TASK REQUIREMENTS | Reproduce the following lines verbatim, covering the entire listing.

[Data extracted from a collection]

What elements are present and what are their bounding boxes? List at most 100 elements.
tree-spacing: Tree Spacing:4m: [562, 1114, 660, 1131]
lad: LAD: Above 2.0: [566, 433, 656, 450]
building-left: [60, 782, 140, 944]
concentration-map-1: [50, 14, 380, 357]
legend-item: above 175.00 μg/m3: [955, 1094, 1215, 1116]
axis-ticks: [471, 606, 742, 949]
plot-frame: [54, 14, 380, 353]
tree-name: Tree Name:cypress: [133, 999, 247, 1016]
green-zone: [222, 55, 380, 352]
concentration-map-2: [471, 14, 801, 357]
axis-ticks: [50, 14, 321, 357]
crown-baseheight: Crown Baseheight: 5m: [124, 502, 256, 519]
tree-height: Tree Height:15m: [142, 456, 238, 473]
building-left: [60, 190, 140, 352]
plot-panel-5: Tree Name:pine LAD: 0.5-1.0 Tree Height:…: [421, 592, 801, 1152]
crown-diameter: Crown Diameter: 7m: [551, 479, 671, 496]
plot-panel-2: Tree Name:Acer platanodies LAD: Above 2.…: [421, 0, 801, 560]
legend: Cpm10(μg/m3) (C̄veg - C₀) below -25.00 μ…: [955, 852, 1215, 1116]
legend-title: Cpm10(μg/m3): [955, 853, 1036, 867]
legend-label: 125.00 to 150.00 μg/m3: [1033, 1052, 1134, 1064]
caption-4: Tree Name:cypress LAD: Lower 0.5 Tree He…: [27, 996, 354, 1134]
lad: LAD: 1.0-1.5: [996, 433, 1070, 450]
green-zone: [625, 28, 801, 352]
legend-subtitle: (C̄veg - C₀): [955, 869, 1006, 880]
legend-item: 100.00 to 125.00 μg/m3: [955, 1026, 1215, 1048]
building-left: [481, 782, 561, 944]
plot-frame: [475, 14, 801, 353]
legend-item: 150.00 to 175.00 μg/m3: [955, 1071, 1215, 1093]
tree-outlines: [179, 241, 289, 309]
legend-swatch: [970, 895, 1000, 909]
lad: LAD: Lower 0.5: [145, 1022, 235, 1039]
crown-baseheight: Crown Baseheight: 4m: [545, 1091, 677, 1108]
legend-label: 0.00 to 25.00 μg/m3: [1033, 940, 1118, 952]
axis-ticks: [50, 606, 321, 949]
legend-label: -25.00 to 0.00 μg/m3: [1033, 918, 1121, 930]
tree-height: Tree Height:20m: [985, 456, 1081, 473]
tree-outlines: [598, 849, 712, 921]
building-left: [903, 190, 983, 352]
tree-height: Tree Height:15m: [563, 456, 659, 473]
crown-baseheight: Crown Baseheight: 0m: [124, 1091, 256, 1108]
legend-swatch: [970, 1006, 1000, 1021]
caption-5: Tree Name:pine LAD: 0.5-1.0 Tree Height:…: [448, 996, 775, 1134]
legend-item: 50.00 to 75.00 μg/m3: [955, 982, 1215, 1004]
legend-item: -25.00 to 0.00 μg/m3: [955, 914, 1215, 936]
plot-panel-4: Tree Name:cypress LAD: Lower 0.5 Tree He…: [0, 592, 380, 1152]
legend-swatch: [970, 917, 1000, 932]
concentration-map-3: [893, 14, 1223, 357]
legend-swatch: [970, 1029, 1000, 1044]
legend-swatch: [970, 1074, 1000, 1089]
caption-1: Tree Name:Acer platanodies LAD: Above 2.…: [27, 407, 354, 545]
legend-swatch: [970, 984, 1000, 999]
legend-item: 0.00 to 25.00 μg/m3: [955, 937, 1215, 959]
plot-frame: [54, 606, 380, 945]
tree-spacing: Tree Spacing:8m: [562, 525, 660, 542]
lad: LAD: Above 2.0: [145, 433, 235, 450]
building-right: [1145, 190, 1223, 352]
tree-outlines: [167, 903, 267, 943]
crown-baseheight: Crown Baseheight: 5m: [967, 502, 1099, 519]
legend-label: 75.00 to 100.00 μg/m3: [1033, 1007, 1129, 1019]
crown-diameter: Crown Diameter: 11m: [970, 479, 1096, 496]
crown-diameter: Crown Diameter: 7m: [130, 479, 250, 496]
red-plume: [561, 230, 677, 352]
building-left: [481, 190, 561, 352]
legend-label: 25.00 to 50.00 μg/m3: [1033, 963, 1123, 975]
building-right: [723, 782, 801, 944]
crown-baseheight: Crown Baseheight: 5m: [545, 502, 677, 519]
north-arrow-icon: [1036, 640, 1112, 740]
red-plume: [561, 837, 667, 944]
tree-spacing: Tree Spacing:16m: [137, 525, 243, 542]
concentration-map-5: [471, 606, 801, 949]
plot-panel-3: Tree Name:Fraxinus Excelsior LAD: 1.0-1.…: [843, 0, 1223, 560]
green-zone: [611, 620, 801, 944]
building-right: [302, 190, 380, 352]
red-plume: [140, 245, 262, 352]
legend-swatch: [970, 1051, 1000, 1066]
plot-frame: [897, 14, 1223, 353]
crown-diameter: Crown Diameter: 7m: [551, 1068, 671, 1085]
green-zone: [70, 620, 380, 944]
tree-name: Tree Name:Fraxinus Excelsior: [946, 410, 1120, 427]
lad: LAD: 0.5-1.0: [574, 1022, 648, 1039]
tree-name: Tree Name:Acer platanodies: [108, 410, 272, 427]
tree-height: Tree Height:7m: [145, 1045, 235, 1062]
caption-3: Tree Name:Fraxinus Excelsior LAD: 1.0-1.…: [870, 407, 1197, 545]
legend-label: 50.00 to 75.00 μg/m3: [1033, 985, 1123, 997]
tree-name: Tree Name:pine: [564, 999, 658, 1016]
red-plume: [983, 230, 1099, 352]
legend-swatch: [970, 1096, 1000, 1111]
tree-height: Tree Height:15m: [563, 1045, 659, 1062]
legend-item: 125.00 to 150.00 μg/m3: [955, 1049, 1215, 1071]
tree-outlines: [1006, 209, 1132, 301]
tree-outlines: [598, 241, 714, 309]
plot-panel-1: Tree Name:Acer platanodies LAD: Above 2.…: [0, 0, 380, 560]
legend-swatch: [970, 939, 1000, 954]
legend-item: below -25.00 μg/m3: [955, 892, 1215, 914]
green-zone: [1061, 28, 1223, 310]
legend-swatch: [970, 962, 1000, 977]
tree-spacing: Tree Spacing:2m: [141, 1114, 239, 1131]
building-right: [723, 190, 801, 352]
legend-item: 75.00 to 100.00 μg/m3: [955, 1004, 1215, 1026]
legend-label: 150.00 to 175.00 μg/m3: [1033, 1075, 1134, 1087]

SOLUTION FOR THIS PROBLEM |
What elements are present and what are their bounding boxes? List at most 100 elements.
tree-spacing: Tree Spacing:4m: [562, 1114, 660, 1131]
lad: LAD: Above 2.0: [566, 433, 656, 450]
building-left: [60, 782, 140, 944]
concentration-map-1: [50, 14, 380, 357]
legend-item: above 175.00 μg/m3: [955, 1094, 1215, 1116]
axis-ticks: [471, 606, 742, 949]
plot-frame: [54, 14, 380, 353]
tree-name: Tree Name:cypress: [133, 999, 247, 1016]
green-zone: [222, 55, 380, 352]
concentration-map-2: [471, 14, 801, 357]
axis-ticks: [50, 14, 321, 357]
crown-baseheight: Crown Baseheight: 5m: [124, 502, 256, 519]
tree-height: Tree Height:15m: [142, 456, 238, 473]
building-left: [60, 190, 140, 352]
plot-panel-5: Tree Name:pine LAD: 0.5-1.0 Tree Height:…: [421, 592, 801, 1152]
crown-diameter: Crown Diameter: 7m: [551, 479, 671, 496]
plot-panel-2: Tree Name:Acer platanodies LAD: Above 2.…: [421, 0, 801, 560]
legend: Cpm10(μg/m3) (C̄veg - C₀) below -25.00 μ…: [955, 852, 1215, 1116]
legend-title: Cpm10(μg/m3): [955, 853, 1036, 867]
legend-label: 125.00 to 150.00 μg/m3: [1033, 1052, 1134, 1064]
caption-4: Tree Name:cypress LAD: Lower 0.5 Tree He…: [27, 996, 354, 1134]
lad: LAD: 1.0-1.5: [996, 433, 1070, 450]
green-zone: [625, 28, 801, 352]
legend-subtitle: (C̄veg - C₀): [955, 869, 1006, 880]
legend-item: 100.00 to 125.00 μg/m3: [955, 1026, 1215, 1048]
building-left: [481, 782, 561, 944]
plot-frame: [475, 14, 801, 353]
legend-item: 150.00 to 175.00 μg/m3: [955, 1071, 1215, 1093]
tree-outlines: [179, 241, 289, 309]
legend-swatch: [970, 895, 1000, 909]
lad: LAD: Lower 0.5: [145, 1022, 235, 1039]
crown-baseheight: Crown Baseheight: 4m: [545, 1091, 677, 1108]
legend-label: 0.00 to 25.00 μg/m3: [1033, 940, 1118, 952]
axis-ticks: [50, 606, 321, 949]
legend-label: -25.00 to 0.00 μg/m3: [1033, 918, 1121, 930]
tree-height: Tree Height:20m: [985, 456, 1081, 473]
tree-outlines: [598, 849, 712, 921]
building-left: [903, 190, 983, 352]
tree-height: Tree Height:15m: [563, 456, 659, 473]
crown-baseheight: Crown Baseheight: 0m: [124, 1091, 256, 1108]
legend-swatch: [970, 1006, 1000, 1021]
caption-5: Tree Name:pine LAD: 0.5-1.0 Tree Height:…: [448, 996, 775, 1134]
legend-item: 50.00 to 75.00 μg/m3: [955, 982, 1215, 1004]
legend-item: -25.00 to 0.00 μg/m3: [955, 914, 1215, 936]
plot-panel-4: Tree Name:cypress LAD: Lower 0.5 Tree He…: [0, 592, 380, 1152]
legend-swatch: [970, 917, 1000, 932]
concentration-map-3: [893, 14, 1223, 357]
legend-swatch: [970, 1029, 1000, 1044]
legend-swatch: [970, 1074, 1000, 1089]
caption-1: Tree Name:Acer platanodies LAD: Above 2.…: [27, 407, 354, 545]
legend-swatch: [970, 984, 1000, 999]
legend-item: 0.00 to 25.00 μg/m3: [955, 937, 1215, 959]
plot-frame: [54, 606, 380, 945]
tree-spacing: Tree Spacing:8m: [562, 525, 660, 542]
lad: LAD: Above 2.0: [145, 433, 235, 450]
building-right: [1145, 190, 1223, 352]
tree-outlines: [167, 903, 267, 943]
crown-baseheight: Crown Baseheight: 5m: [967, 502, 1099, 519]
legend-label: 75.00 to 100.00 μg/m3: [1033, 1007, 1129, 1019]
crown-diameter: Crown Diameter: 11m: [970, 479, 1096, 496]
crown-diameter: Crown Diameter: 7m: [130, 479, 250, 496]
red-plume: [561, 230, 677, 352]
building-left: [481, 190, 561, 352]
legend-label: 25.00 to 50.00 μg/m3: [1033, 963, 1123, 975]
building-right: [723, 782, 801, 944]
crown-baseheight: Crown Baseheight: 5m: [545, 502, 677, 519]
north-arrow-icon: [1036, 640, 1112, 740]
red-plume: [561, 837, 667, 944]
tree-spacing: Tree Spacing:16m: [137, 525, 243, 542]
concentration-map-5: [471, 606, 801, 949]
plot-panel-3: Tree Name:Fraxinus Excelsior LAD: 1.0-1.…: [843, 0, 1223, 560]
green-zone: [611, 620, 801, 944]
building-right: [302, 190, 380, 352]
red-plume: [140, 245, 262, 352]
legend-swatch: [970, 1051, 1000, 1066]
plot-frame: [897, 14, 1223, 353]
crown-diameter: Crown Diameter: 7m: [551, 1068, 671, 1085]
green-zone: [70, 620, 380, 944]
tree-name: Tree Name:Fraxinus Excelsior: [946, 410, 1120, 427]
lad: LAD: 0.5-1.0: [574, 1022, 648, 1039]
tree-name: Tree Name:Acer platanodies: [108, 410, 272, 427]
tree-height: Tree Height:7m: [145, 1045, 235, 1062]
caption-3: Tree Name:Fraxinus Excelsior LAD: 1.0-1.…: [870, 407, 1197, 545]
legend-label: 50.00 to 75.00 μg/m3: [1033, 985, 1123, 997]
tree-name: Tree Name:pine: [564, 999, 658, 1016]
red-plume: [983, 230, 1099, 352]
legend-swatch: [970, 1096, 1000, 1111]
tree-height: Tree Height:15m: [563, 1045, 659, 1062]
legend-item: 125.00 to 150.00 μg/m3: [955, 1049, 1215, 1071]
tree-outlines: [1006, 209, 1132, 301]
tree-outlines: [598, 241, 714, 309]
plot-panel-1: Tree Name:Acer platanodies LAD: Above 2.…: [0, 0, 380, 560]
legend-swatch: [970, 939, 1000, 954]
legend-item: below -25.00 μg/m3: [955, 892, 1215, 914]
green-zone: [1061, 28, 1223, 310]
legend-swatch: [970, 962, 1000, 977]
tree-spacing: Tree Spacing:2m: [141, 1114, 239, 1131]
building-right: [723, 190, 801, 352]
legend-item: 75.00 to 100.00 μg/m3: [955, 1004, 1215, 1026]
legend-label: 150.00 to 175.00 μg/m3: [1033, 1075, 1134, 1087]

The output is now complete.